(Figure data in JSON)
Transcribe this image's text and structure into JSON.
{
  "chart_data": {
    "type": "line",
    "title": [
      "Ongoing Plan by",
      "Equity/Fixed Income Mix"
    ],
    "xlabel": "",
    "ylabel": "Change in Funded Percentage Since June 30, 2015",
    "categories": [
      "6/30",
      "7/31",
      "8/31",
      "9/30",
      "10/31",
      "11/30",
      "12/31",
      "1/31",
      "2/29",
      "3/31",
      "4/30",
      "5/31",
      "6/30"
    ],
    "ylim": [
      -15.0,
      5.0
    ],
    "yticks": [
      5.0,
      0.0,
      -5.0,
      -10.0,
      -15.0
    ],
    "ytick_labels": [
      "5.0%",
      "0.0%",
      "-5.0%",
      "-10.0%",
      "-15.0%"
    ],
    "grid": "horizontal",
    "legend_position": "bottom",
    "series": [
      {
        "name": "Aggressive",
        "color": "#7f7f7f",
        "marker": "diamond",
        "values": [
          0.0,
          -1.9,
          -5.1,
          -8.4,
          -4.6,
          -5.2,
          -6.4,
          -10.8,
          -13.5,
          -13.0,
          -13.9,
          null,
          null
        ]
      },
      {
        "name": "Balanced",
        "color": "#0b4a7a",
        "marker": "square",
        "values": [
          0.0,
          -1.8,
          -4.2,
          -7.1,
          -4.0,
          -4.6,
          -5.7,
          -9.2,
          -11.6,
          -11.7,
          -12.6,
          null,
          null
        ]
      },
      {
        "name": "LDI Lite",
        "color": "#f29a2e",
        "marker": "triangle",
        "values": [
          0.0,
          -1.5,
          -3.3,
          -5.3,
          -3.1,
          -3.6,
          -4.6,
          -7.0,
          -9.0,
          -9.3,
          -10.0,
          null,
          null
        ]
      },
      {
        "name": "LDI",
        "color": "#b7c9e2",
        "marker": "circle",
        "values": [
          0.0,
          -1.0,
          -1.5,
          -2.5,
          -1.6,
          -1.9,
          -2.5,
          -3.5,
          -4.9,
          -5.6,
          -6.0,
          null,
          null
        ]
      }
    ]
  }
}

◆ **Instructions for the task**:
Only a number is wanted: how many lines above include "marker"?

◆ **Answer for the task**:
4